_Task objective_
Leave the pictures out, and retype all of the material exactly as written.

_Data_
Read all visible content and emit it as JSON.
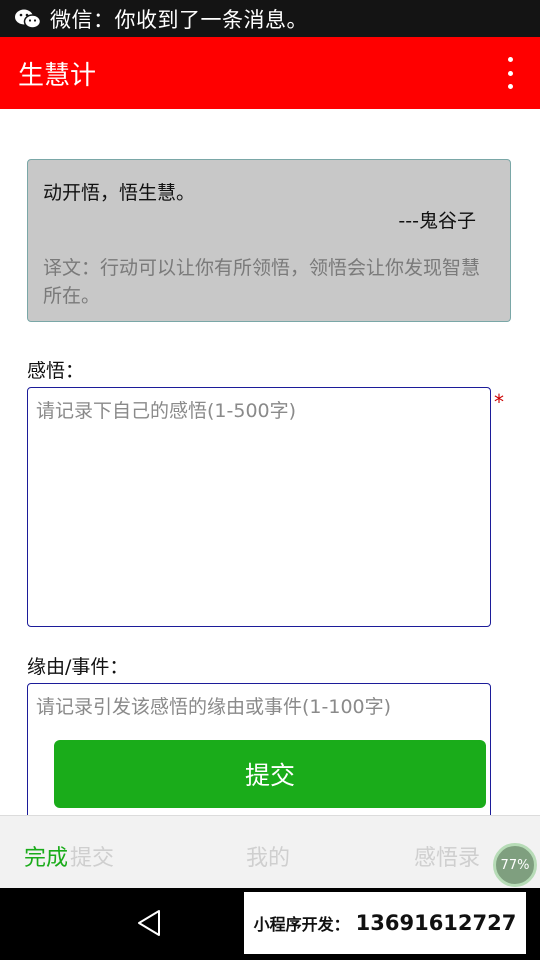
{
  "status_bar": {
    "notification": "微信：你收到了一条消息。"
  },
  "app_bar": {
    "title": "生慧计",
    "menu_icon": "more-vert-icon"
  },
  "quote": {
    "text": "动开悟，悟生慧。",
    "author": "---鬼谷子",
    "translation": "译文：行动可以让你有所领悟，领悟会让你发现智慧所在。"
  },
  "form": {
    "insight_label": "感悟：",
    "insight_placeholder": "请记录下自己的感悟(1-500字)",
    "required_mark": "*",
    "reason_label": "缘由/事件：",
    "reason_placeholder": "请记录引发该感悟的缘由或事件(1-100字)",
    "submit_label": "提交"
  },
  "bottom_bar": {
    "done_label": "完成",
    "tabs": [
      "提交",
      "我的",
      "感悟录"
    ],
    "progress": "77%"
  },
  "nav_bar": {
    "back_icon": "back-triangle-icon"
  },
  "promo": {
    "label": "小程序开发：",
    "phone": "13691612727"
  },
  "colors": {
    "app_bar": "#ff0000",
    "submit": "#1aac1a",
    "field_border": "#1c1c99",
    "quote_bg": "#c8c8c8"
  }
}
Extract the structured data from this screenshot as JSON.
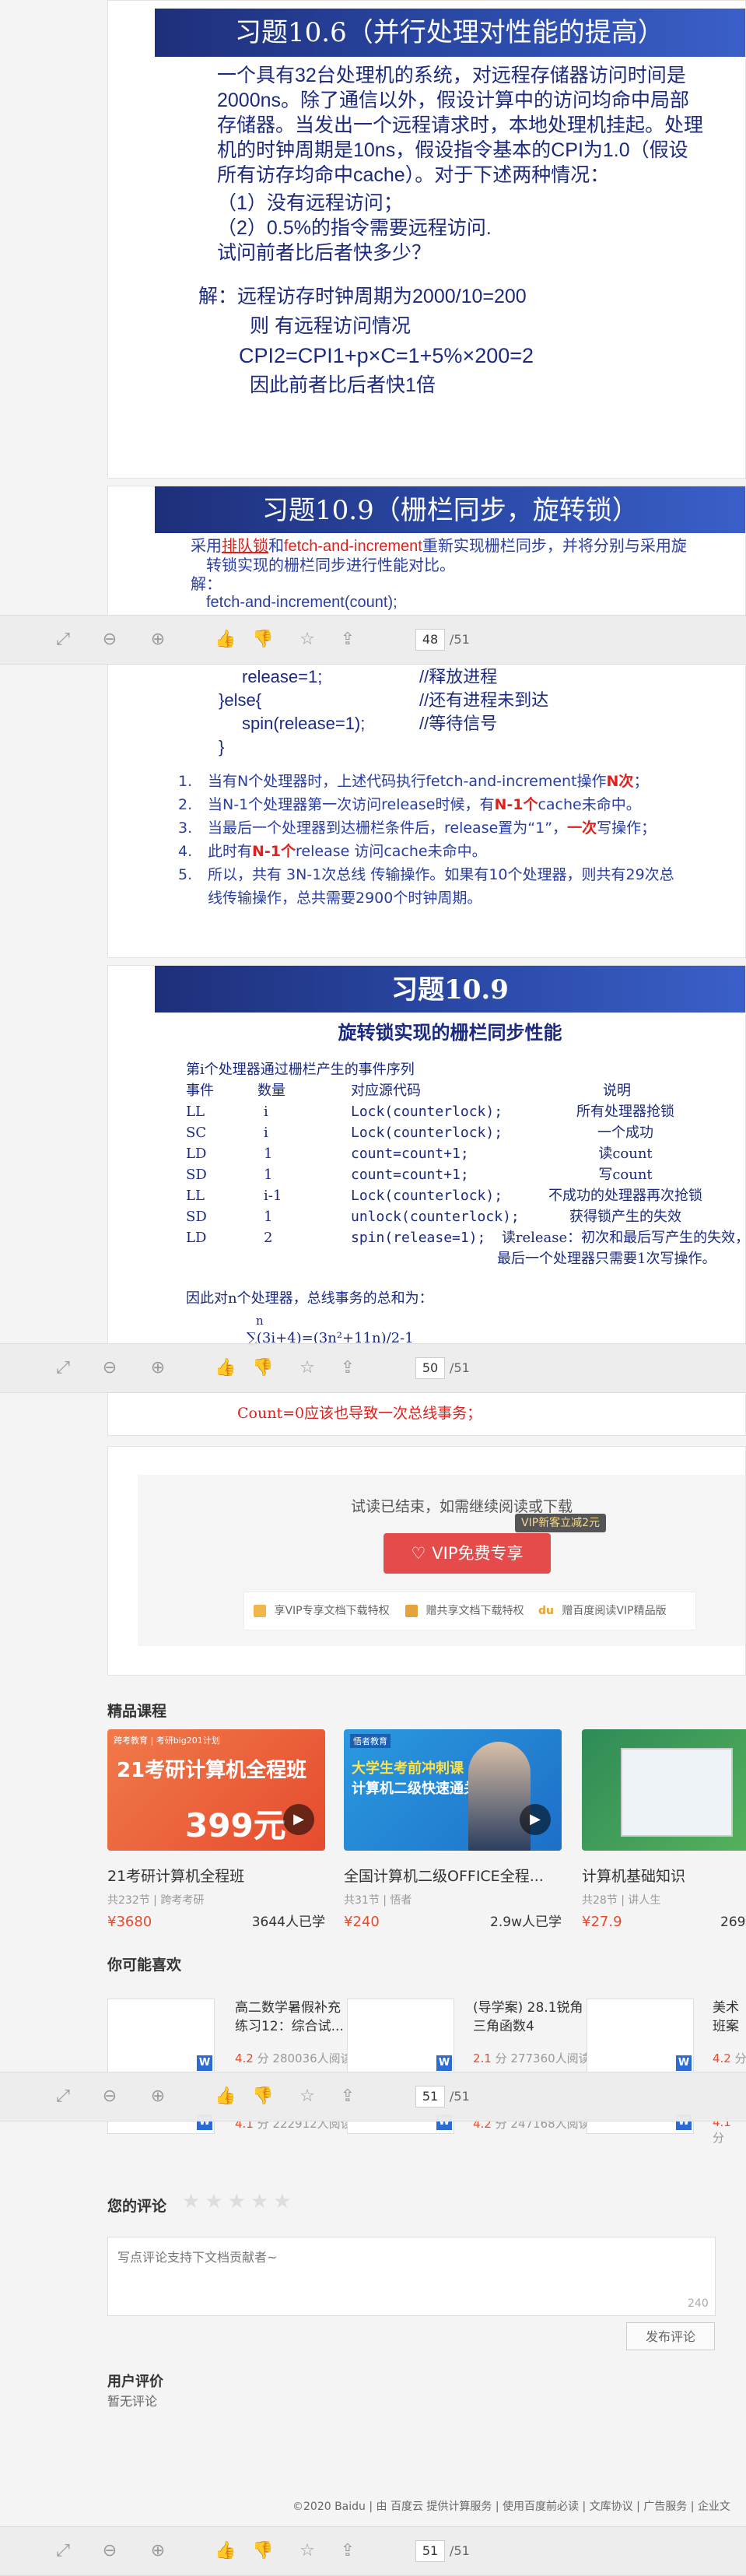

_Exercise response_
Read all visible content and emit it as JSON.
{
  "status_bar": {
    "notification": "微信：你收到了一条消息。"
  },
  "app_bar": {
    "title": "生慧计",
    "menu_icon": "more-vert-icon"
  },
  "quote": {
    "text": "动开悟，悟生慧。",
    "author": "---鬼谷子",
    "translation": "译文：行动可以让你有所领悟，领悟会让你发现智慧所在。"
  },
  "form": {
    "insight_label": "感悟：",
    "insight_placeholder": "请记录下自己的感悟(1-500字)",
    "required_mark": "*",
    "reason_label": "缘由/事件：",
    "reason_placeholder": "请记录引发该感悟的缘由或事件(1-100字)",
    "submit_label": "提交"
  },
  "bottom_bar": {
    "done_label": "完成",
    "tabs": [
      "提交",
      "我的",
      "感悟录"
    ],
    "progress": "77%"
  },
  "nav_bar": {
    "back_icon": "back-triangle-icon"
  },
  "promo": {
    "label": "小程序开发：",
    "phone": "13691612727"
  },
  "colors": {
    "app_bar": "#ff0000",
    "submit": "#1aac1a",
    "field_border": "#1c1c99",
    "quote_bg": "#c8c8c8"
  }
}
Extract the structured data from this screenshot as JSON.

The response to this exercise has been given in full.